__OBJECTIVE__
Look through the data below. Show each line where the string "BRIGHT" occurs.

__EXTRACTED MATERIAL__
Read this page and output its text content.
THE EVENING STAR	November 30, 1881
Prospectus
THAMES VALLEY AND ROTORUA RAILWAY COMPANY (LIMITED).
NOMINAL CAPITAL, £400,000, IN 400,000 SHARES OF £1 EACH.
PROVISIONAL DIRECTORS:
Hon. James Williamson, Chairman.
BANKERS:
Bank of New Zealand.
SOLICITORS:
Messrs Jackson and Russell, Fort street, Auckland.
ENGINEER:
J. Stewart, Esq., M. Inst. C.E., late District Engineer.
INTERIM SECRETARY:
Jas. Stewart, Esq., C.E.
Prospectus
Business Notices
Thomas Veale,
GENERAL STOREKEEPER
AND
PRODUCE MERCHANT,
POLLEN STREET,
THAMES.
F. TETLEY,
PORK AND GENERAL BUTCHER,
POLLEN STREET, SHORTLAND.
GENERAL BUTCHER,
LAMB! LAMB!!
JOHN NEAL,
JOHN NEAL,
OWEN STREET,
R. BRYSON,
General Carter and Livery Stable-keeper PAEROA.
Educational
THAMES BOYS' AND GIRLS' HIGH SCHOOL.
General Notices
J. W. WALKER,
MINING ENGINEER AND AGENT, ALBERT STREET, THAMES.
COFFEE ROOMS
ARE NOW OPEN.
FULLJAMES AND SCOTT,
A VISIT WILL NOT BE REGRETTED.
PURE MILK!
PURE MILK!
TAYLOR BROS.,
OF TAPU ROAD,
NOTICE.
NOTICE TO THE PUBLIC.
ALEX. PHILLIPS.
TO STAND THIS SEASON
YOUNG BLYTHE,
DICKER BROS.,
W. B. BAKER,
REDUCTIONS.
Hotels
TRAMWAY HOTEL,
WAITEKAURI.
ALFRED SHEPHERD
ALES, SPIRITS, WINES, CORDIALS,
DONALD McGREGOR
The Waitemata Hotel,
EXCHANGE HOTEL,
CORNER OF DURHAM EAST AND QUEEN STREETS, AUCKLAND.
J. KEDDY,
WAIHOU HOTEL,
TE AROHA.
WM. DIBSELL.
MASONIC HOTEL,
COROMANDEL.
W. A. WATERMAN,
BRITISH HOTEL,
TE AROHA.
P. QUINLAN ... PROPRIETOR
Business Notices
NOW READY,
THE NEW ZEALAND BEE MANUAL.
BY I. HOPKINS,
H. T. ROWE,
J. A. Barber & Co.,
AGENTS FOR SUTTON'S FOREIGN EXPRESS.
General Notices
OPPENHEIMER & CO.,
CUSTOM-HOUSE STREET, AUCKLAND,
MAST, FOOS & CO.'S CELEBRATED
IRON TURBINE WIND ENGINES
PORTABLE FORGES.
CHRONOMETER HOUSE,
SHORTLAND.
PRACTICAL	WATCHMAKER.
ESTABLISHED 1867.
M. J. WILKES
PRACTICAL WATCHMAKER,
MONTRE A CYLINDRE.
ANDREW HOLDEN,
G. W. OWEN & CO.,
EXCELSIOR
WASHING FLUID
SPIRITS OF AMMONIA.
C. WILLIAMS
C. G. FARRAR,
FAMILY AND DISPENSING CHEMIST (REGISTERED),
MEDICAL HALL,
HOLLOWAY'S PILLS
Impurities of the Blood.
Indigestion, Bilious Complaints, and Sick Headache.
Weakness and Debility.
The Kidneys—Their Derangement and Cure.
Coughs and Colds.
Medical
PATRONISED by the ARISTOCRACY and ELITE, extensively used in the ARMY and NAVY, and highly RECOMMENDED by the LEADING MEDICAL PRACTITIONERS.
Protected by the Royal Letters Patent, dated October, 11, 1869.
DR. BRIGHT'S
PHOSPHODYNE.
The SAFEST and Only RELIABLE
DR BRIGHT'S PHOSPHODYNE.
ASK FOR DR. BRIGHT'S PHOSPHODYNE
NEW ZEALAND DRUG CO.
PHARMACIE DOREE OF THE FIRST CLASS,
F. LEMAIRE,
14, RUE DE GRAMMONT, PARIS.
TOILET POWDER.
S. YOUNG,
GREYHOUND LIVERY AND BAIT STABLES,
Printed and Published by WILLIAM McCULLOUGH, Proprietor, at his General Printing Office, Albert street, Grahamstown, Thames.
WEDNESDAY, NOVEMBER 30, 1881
---
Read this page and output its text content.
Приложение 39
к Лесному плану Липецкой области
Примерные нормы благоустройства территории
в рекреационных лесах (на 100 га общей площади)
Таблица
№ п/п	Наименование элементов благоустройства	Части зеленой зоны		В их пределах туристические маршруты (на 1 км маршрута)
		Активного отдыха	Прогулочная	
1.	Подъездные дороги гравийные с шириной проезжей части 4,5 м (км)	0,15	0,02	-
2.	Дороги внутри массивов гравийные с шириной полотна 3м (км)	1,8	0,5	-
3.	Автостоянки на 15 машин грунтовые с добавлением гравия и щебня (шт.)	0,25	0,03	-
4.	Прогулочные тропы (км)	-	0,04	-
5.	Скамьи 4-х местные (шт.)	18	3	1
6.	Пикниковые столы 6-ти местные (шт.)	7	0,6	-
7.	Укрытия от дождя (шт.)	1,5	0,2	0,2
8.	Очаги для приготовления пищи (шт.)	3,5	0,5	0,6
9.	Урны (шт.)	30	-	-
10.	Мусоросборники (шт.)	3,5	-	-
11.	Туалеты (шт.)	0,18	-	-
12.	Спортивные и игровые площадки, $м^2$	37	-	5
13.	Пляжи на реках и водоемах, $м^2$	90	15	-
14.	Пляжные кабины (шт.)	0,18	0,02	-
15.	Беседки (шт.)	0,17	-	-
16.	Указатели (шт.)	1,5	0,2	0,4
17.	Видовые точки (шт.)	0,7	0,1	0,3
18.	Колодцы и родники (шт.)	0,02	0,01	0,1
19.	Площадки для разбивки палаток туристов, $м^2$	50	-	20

__SOLUTION FOR THIS TASK__
DR. BRIGHT'S
DR BRIGHT'S PHOSPHODYNE.
ASK FOR DR. BRIGHT'S PHOSPHODYNE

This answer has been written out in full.